Objective » Without changing a character, return the entries, but not the images they hold.

Figure data in JSON »
......
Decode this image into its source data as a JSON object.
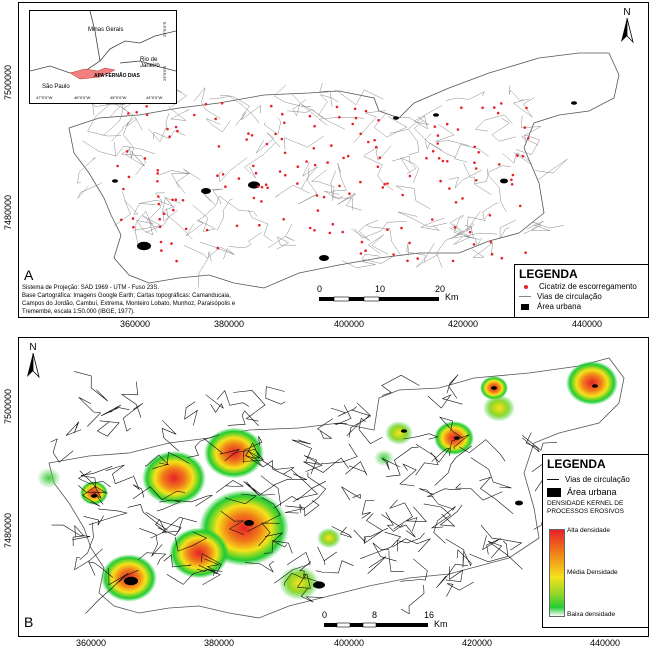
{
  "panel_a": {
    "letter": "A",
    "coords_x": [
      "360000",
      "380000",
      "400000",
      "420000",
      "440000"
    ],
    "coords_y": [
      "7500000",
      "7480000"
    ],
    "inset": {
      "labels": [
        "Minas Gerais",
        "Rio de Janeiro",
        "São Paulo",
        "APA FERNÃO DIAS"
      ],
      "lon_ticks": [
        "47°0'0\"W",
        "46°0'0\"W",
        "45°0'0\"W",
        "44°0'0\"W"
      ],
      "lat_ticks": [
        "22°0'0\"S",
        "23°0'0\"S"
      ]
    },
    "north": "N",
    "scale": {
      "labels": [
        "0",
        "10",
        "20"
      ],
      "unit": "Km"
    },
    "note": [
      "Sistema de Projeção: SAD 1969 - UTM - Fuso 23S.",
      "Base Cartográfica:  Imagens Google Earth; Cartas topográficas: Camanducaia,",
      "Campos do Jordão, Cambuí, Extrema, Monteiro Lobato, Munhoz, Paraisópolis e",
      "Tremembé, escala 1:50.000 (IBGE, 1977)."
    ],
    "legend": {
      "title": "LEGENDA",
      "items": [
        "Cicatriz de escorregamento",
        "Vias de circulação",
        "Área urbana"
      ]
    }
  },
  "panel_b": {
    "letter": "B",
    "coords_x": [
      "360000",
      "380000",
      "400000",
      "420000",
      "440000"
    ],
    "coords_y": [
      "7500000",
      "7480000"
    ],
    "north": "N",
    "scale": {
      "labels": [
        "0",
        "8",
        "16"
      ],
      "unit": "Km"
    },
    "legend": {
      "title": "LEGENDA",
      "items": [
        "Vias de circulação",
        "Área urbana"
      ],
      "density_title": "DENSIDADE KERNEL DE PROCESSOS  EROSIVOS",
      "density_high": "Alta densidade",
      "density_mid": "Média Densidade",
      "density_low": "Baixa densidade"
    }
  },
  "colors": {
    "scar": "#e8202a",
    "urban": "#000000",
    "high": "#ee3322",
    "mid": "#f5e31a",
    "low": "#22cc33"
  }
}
......
Task result »
Decode this image into its source data as a JSON object.
{
  "panel_a": {
    "letter": "A",
    "coords_x": [
      "360000",
      "380000",
      "400000",
      "420000",
      "440000"
    ],
    "coords_y": [
      "7500000",
      "7480000"
    ],
    "inset": {
      "labels": [
        "Minas Gerais",
        "Rio de Janeiro",
        "São Paulo",
        "APA FERNÃO DIAS"
      ],
      "lon_ticks": [
        "47°0'0\"W",
        "46°0'0\"W",
        "45°0'0\"W",
        "44°0'0\"W"
      ],
      "lat_ticks": [
        "22°0'0\"S",
        "23°0'0\"S"
      ]
    },
    "north": "N",
    "scale": {
      "labels": [
        "0",
        "10",
        "20"
      ],
      "unit": "Km"
    },
    "note": [
      "Sistema de Projeção: SAD 1969 - UTM - Fuso 23S.",
      "Base Cartográfica:  Imagens Google Earth; Cartas topográficas: Camanducaia,",
      "Campos do Jordão, Cambuí, Extrema, Monteiro Lobato, Munhoz, Paraisópolis e",
      "Tremembé, escala 1:50.000 (IBGE, 1977)."
    ],
    "legend": {
      "title": "LEGENDA",
      "items": [
        "Cicatriz de escorregamento",
        "Vias de circulação",
        "Área urbana"
      ]
    }
  },
  "panel_b": {
    "letter": "B",
    "coords_x": [
      "360000",
      "380000",
      "400000",
      "420000",
      "440000"
    ],
    "coords_y": [
      "7500000",
      "7480000"
    ],
    "north": "N",
    "scale": {
      "labels": [
        "0",
        "8",
        "16"
      ],
      "unit": "Km"
    },
    "legend": {
      "title": "LEGENDA",
      "items": [
        "Vias de circulação",
        "Área urbana"
      ],
      "density_title": "DENSIDADE KERNEL DE PROCESSOS  EROSIVOS",
      "density_high": "Alta densidade",
      "density_mid": "Média Densidade",
      "density_low": "Baixa densidade"
    }
  },
  "colors": {
    "scar": "#e8202a",
    "urban": "#000000",
    "high": "#ee3322",
    "mid": "#f5e31a",
    "low": "#22cc33"
  }
}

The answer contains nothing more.